Requirement 1 =>
In the Ciao Chérie text, reproduce the passage between "Nahoko Fort-Nishigami was born" and "Punkt and others.", inclusive.
Requirement 2 =>
Answer these questions from the Ciao Chérie text:
(a) About how many call shops in Vienna were visited during the research?
(b) In which country was Sikavi Agbogbe born?
(c) In which city did Nahoko Fort-Nishigami study acting?

Excerpt to read =>
# # #
The voice is a fascinating phenomenon. It is said that no two people in the world speak exactly the same way. I had entertained the idea of exploring the voice and also this concept of mediation for some time and written a few drafts for an essay film before call shops finally caught my attention. These rather inconspicuous, tiny shops are crawling with a whole universe of major social issues in their one-room settings. I just couldn’t stop thinking about them.

And so my research began. First up on the agenda was visiting about 100 call shops in Vienna, as well as photo sessions, interviews, notes and auditions. While making Ciao Chérie, the working method and the content were developed side by side. One couldn’t mature without the other.

Just like with the main topic of the film – the limits of the potential for interpersonal communication – for the form of the film, I also set out to understand how my chosen working method influenced the resulting scenes and vice versa – how the methods of the process changed as a result. Just like the topic of the film, this process of communication already existed behind the scenes.

Nina Kusturica
Vienna, September 2018


Cast

bg_09
Mimi

Nahoko Fort-Nishigami was born in Japan. She studied singing in Vienna and acting in Paris. As a soloist she has performed in the top concert halls of Europe and Japan. She appeared regularly in Vienna’s Volkstheater and played Jedermann’s seductress ‚die  Buhlschaft’ in Garmisch-Partenkirchen, Bavaria. Nahoko Fort-Nishigami has also appeared in numerous film and television  productions including leading roles in Tatort, Trautmann, Der Chinese, Winwin, Oktoberfest, Der Rote Punkt and others.

Ange

Sikavi Agbogbe was born in Togo and lives in Vienna. The role of Ange is her first role in a feature film. Alongside acting she studies Communication & Media Sciences, English and German at the University of Vienna.
# # #
Supplied material =>

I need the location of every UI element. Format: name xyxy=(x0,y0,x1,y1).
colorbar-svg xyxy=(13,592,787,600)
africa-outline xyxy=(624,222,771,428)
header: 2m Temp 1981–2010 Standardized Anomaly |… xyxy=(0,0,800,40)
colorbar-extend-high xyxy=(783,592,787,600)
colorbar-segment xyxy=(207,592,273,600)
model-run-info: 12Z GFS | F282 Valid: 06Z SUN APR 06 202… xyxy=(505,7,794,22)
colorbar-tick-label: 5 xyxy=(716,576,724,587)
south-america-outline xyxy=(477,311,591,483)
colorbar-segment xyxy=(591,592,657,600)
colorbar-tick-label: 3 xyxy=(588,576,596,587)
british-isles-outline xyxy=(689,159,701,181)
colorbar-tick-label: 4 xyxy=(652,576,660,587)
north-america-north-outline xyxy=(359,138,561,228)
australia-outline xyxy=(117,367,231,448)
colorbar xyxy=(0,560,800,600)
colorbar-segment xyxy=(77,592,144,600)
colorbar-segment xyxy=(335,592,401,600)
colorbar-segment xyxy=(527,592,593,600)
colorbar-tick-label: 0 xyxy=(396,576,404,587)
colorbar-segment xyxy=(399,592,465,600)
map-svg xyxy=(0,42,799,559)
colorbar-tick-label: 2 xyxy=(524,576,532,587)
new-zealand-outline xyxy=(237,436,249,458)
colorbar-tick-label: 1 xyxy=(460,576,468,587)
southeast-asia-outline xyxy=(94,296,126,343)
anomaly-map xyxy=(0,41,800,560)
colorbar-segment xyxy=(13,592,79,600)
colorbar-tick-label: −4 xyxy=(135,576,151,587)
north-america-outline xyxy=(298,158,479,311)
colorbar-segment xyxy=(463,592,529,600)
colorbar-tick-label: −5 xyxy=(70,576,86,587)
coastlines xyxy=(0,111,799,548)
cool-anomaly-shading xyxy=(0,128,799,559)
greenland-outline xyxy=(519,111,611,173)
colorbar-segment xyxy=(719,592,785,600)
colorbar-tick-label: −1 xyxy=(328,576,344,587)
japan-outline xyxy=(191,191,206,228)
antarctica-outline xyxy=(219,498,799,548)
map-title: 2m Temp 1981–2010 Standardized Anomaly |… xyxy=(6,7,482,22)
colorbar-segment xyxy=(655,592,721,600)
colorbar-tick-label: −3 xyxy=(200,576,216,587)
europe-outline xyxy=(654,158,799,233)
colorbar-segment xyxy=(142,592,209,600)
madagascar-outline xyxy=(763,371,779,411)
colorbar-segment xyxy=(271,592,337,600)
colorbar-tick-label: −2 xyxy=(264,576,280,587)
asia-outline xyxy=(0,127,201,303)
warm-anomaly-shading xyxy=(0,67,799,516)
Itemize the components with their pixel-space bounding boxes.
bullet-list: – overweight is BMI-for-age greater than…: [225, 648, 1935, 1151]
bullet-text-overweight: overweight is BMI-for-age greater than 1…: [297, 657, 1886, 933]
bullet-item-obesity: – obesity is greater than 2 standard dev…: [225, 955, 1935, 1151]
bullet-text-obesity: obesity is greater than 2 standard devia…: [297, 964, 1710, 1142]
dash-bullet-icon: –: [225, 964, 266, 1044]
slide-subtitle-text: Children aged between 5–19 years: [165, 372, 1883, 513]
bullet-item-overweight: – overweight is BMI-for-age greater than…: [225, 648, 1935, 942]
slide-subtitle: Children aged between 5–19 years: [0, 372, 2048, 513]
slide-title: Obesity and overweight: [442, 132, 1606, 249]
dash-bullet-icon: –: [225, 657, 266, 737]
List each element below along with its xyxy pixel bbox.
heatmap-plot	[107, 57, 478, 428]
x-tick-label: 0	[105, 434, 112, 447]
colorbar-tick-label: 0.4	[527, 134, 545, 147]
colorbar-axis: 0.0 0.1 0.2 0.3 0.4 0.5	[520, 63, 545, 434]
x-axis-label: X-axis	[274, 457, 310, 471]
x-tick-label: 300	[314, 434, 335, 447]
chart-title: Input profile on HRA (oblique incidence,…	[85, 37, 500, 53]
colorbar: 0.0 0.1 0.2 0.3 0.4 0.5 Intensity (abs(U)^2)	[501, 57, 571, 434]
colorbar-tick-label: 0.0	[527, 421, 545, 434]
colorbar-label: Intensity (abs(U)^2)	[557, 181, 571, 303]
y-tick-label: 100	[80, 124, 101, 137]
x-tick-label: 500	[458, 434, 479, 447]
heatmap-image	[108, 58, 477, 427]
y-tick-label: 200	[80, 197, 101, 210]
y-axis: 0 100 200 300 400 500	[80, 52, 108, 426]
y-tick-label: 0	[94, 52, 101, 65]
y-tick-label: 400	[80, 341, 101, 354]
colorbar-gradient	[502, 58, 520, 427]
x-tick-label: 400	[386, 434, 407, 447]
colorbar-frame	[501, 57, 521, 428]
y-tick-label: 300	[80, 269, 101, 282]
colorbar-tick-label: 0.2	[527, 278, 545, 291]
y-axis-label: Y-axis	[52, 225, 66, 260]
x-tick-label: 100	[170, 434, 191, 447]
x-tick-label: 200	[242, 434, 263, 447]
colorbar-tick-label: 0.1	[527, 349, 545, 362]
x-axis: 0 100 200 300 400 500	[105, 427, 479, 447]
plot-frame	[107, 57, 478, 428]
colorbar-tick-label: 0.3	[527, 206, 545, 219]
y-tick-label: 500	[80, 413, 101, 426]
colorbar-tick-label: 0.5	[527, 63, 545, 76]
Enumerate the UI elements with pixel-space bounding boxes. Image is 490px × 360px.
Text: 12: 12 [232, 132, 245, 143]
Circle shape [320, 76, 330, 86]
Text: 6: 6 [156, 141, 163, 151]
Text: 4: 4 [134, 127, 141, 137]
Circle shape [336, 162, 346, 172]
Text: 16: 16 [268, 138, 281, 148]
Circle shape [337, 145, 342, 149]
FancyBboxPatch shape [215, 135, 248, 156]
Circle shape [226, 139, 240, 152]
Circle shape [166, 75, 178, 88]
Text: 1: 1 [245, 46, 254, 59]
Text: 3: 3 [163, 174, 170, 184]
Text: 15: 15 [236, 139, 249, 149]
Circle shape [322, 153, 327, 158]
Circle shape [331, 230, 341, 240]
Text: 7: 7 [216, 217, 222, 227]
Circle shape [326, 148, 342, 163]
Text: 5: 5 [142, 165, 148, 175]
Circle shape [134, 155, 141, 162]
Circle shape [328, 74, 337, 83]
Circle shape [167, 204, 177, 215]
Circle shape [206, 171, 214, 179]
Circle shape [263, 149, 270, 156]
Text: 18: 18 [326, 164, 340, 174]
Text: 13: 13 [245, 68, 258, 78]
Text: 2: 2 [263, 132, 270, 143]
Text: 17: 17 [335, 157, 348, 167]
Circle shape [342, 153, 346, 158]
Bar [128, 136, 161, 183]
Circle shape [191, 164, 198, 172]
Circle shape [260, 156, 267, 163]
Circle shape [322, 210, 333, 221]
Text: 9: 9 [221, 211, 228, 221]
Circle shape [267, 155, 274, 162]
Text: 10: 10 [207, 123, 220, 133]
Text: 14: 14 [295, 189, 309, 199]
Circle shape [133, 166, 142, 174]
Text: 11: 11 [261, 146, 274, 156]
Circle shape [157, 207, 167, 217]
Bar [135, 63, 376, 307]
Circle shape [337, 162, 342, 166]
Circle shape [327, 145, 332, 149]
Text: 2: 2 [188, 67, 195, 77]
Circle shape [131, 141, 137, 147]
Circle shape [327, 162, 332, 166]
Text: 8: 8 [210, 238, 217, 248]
# # #
Full response 1 =>
Nahoko Fort-Nishigami was born in Japan. She studied singing in Vienna and acting in Paris. As a soloist she has performed in the top concert halls of Europe and Japan. She appeared regularly in Vienna’s Volkstheater and played Jedermann’s seductress ‚die  Buhlschaft’ in Garmisch-Partenkirchen, Bavaria. Nahoko Fort-Nishigami has also appeared in numerous film and television  productions including leading roles in Tatort, Trautmann, Der Chinese, Winwin, Oktoberfest, Der Rote Punkt and others.

Full response 2 =>
(a) About 100.
(b) Togo.
(c) Paris.